[Records about charts and figures]
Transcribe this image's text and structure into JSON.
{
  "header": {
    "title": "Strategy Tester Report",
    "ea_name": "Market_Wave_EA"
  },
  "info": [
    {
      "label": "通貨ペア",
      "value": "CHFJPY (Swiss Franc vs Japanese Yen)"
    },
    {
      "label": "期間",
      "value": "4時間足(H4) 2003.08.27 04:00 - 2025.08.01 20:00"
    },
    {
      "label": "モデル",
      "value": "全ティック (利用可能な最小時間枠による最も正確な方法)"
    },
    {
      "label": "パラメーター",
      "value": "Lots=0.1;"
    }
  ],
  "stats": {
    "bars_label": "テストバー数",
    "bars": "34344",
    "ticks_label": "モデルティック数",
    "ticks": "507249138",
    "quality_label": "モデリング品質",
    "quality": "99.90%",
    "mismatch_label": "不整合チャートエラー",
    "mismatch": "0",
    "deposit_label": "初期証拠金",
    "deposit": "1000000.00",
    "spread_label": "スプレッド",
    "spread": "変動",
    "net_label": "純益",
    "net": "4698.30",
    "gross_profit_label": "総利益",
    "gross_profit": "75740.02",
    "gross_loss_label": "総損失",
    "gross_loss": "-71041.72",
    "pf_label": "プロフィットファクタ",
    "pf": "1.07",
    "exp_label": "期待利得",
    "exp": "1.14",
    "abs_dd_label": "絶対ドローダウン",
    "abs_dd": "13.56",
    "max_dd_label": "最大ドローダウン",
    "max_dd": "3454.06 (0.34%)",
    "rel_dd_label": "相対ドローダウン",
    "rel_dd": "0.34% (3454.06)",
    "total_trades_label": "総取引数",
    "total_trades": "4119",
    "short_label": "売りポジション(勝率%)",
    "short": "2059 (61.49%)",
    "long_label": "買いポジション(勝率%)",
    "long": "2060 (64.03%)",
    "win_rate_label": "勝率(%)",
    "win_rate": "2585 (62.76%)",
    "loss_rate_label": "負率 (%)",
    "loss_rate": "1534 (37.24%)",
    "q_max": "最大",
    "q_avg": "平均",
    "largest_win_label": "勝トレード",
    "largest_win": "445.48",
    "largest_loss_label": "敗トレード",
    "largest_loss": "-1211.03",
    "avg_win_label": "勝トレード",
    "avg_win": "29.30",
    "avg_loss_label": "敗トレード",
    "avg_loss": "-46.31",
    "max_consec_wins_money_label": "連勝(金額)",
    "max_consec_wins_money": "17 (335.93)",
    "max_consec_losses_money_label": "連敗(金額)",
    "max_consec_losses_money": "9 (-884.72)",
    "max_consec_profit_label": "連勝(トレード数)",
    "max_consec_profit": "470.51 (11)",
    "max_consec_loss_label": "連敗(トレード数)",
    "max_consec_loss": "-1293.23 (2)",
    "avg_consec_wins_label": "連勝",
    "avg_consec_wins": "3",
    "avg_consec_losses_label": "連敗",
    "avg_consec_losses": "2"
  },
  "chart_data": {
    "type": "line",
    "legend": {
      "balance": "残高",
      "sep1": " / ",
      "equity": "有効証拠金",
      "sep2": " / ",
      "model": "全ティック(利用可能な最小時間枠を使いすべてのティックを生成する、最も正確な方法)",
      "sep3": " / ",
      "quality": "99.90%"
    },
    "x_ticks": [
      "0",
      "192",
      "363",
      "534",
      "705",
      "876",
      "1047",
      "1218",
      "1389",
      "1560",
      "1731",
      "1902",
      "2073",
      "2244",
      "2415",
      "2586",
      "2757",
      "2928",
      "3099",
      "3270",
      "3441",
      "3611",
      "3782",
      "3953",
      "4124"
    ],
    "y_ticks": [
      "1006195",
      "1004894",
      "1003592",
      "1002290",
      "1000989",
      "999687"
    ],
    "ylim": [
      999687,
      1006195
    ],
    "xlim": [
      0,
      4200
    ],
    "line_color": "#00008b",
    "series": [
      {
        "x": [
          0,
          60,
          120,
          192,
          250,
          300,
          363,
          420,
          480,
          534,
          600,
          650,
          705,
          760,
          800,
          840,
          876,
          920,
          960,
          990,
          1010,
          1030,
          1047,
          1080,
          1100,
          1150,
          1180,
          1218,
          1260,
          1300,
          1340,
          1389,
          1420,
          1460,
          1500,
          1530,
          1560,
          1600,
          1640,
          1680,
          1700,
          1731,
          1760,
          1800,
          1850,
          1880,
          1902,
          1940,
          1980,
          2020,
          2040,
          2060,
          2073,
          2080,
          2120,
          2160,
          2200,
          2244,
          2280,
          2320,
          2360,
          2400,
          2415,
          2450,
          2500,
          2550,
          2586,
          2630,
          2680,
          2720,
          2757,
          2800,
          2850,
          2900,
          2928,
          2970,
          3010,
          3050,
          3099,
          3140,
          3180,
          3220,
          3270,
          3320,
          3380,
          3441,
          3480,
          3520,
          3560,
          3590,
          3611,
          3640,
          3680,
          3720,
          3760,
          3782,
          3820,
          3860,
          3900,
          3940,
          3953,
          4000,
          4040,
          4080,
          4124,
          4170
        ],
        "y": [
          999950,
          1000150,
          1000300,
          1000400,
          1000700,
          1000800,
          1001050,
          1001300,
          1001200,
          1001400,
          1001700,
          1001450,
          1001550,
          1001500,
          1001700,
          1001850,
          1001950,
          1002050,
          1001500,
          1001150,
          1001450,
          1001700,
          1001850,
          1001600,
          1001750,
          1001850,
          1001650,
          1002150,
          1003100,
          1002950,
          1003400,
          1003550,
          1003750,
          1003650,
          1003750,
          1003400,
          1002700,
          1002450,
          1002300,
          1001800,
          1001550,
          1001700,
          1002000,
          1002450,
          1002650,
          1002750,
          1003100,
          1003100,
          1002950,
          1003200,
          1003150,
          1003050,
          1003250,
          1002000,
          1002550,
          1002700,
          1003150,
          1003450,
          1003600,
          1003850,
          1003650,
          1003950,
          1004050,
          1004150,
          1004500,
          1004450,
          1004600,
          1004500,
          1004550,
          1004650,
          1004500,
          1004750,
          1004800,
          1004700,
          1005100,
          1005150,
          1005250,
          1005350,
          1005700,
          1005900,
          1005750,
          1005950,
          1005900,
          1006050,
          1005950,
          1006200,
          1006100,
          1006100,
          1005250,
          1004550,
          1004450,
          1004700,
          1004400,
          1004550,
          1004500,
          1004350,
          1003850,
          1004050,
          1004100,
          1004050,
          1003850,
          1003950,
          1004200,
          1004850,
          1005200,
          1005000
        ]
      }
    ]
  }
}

◆ What to do: Return the listing above in full, character for character.

◆ Solution below:
Transcribe this image's text and structure into JSON.
{
  "header": {
    "title": "Strategy Tester Report",
    "ea_name": "Market_Wave_EA"
  },
  "info": [
    {
      "label": "通貨ペア",
      "value": "CHFJPY (Swiss Franc vs Japanese Yen)"
    },
    {
      "label": "期間",
      "value": "4時間足(H4) 2003.08.27 04:00 - 2025.08.01 20:00"
    },
    {
      "label": "モデル",
      "value": "全ティック (利用可能な最小時間枠による最も正確な方法)"
    },
    {
      "label": "パラメーター",
      "value": "Lots=0.1;"
    }
  ],
  "stats": {
    "bars_label": "テストバー数",
    "bars": "34344",
    "ticks_label": "モデルティック数",
    "ticks": "507249138",
    "quality_label": "モデリング品質",
    "quality": "99.90%",
    "mismatch_label": "不整合チャートエラー",
    "mismatch": "0",
    "deposit_label": "初期証拠金",
    "deposit": "1000000.00",
    "spread_label": "スプレッド",
    "spread": "変動",
    "net_label": "純益",
    "net": "4698.30",
    "gross_profit_label": "総利益",
    "gross_profit": "75740.02",
    "gross_loss_label": "総損失",
    "gross_loss": "-71041.72",
    "pf_label": "プロフィットファクタ",
    "pf": "1.07",
    "exp_label": "期待利得",
    "exp": "1.14",
    "abs_dd_label": "絶対ドローダウン",
    "abs_dd": "13.56",
    "max_dd_label": "最大ドローダウン",
    "max_dd": "3454.06 (0.34%)",
    "rel_dd_label": "相対ドローダウン",
    "rel_dd": "0.34% (3454.06)",
    "total_trades_label": "総取引数",
    "total_trades": "4119",
    "short_label": "売りポジション(勝率%)",
    "short": "2059 (61.49%)",
    "long_label": "買いポジション(勝率%)",
    "long": "2060 (64.03%)",
    "win_rate_label": "勝率(%)",
    "win_rate": "2585 (62.76%)",
    "loss_rate_label": "負率 (%)",
    "loss_rate": "1534 (37.24%)",
    "q_max": "最大",
    "q_avg": "平均",
    "largest_win_label": "勝トレード",
    "largest_win": "445.48",
    "largest_loss_label": "敗トレード",
    "largest_loss": "-1211.03",
    "avg_win_label": "勝トレード",
    "avg_win": "29.30",
    "avg_loss_label": "敗トレード",
    "avg_loss": "-46.31",
    "max_consec_wins_money_label": "連勝(金額)",
    "max_consec_wins_money": "17 (335.93)",
    "max_consec_losses_money_label": "連敗(金額)",
    "max_consec_losses_money": "9 (-884.72)",
    "max_consec_profit_label": "連勝(トレード数)",
    "max_consec_profit": "470.51 (11)",
    "max_consec_loss_label": "連敗(トレード数)",
    "max_consec_loss": "-1293.23 (2)",
    "avg_consec_wins_label": "連勝",
    "avg_consec_wins": "3",
    "avg_consec_losses_label": "連敗",
    "avg_consec_losses": "2"
  },
  "chart_data": {
    "type": "line",
    "legend": {
      "balance": "残高",
      "sep1": " / ",
      "equity": "有効証拠金",
      "sep2": " / ",
      "model": "全ティック(利用可能な最小時間枠を使いすべてのティックを生成する、最も正確な方法)",
      "sep3": " / ",
      "quality": "99.90%"
    },
    "x_ticks": [
      "0",
      "192",
      "363",
      "534",
      "705",
      "876",
      "1047",
      "1218",
      "1389",
      "1560",
      "1731",
      "1902",
      "2073",
      "2244",
      "2415",
      "2586",
      "2757",
      "2928",
      "3099",
      "3270",
      "3441",
      "3611",
      "3782",
      "3953",
      "4124"
    ],
    "y_ticks": [
      "1006195",
      "1004894",
      "1003592",
      "1002290",
      "1000989",
      "999687"
    ],
    "ylim": [
      999687,
      1006195
    ],
    "xlim": [
      0,
      4200
    ],
    "line_color": "#00008b",
    "series": [
      {
        "x": [
          0,
          60,
          120,
          192,
          250,
          300,
          363,
          420,
          480,
          534,
          600,
          650,
          705,
          760,
          800,
          840,
          876,
          920,
          960,
          990,
          1010,
          1030,
          1047,
          1080,
          1100,
          1150,
          1180,
          1218,
          1260,
          1300,
          1340,
          1389,
          1420,
          1460,
          1500,
          1530,
          1560,
          1600,
          1640,
          1680,
          1700,
          1731,
          1760,
          1800,
          1850,
          1880,
          1902,
          1940,
          1980,
          2020,
          2040,
          2060,
          2073,
          2080,
          2120,
          2160,
          2200,
          2244,
          2280,
          2320,
          2360,
          2400,
          2415,
          2450,
          2500,
          2550,
          2586,
          2630,
          2680,
          2720,
          2757,
          2800,
          2850,
          2900,
          2928,
          2970,
          3010,
          3050,
          3099,
          3140,
          3180,
          3220,
          3270,
          3320,
          3380,
          3441,
          3480,
          3520,
          3560,
          3590,
          3611,
          3640,
          3680,
          3720,
          3760,
          3782,
          3820,
          3860,
          3900,
          3940,
          3953,
          4000,
          4040,
          4080,
          4124,
          4170
        ],
        "y": [
          999950,
          1000150,
          1000300,
          1000400,
          1000700,
          1000800,
          1001050,
          1001300,
          1001200,
          1001400,
          1001700,
          1001450,
          1001550,
          1001500,
          1001700,
          1001850,
          1001950,
          1002050,
          1001500,
          1001150,
          1001450,
          1001700,
          1001850,
          1001600,
          1001750,
          1001850,
          1001650,
          1002150,
          1003100,
          1002950,
          1003400,
          1003550,
          1003750,
          1003650,
          1003750,
          1003400,
          1002700,
          1002450,
          1002300,
          1001800,
          1001550,
          1001700,
          1002000,
          1002450,
          1002650,
          1002750,
          1003100,
          1003100,
          1002950,
          1003200,
          1003150,
          1003050,
          1003250,
          1002000,
          1002550,
          1002700,
          1003150,
          1003450,
          1003600,
          1003850,
          1003650,
          1003950,
          1004050,
          1004150,
          1004500,
          1004450,
          1004600,
          1004500,
          1004550,
          1004650,
          1004500,
          1004750,
          1004800,
          1004700,
          1005100,
          1005150,
          1005250,
          1005350,
          1005700,
          1005900,
          1005750,
          1005950,
          1005900,
          1006050,
          1005950,
          1006200,
          1006100,
          1006100,
          1005250,
          1004550,
          1004450,
          1004700,
          1004400,
          1004550,
          1004500,
          1004350,
          1003850,
          1004050,
          1004100,
          1004050,
          1003850,
          1003950,
          1004200,
          1004850,
          1005200,
          1005000
        ]
      }
    ]
  }
}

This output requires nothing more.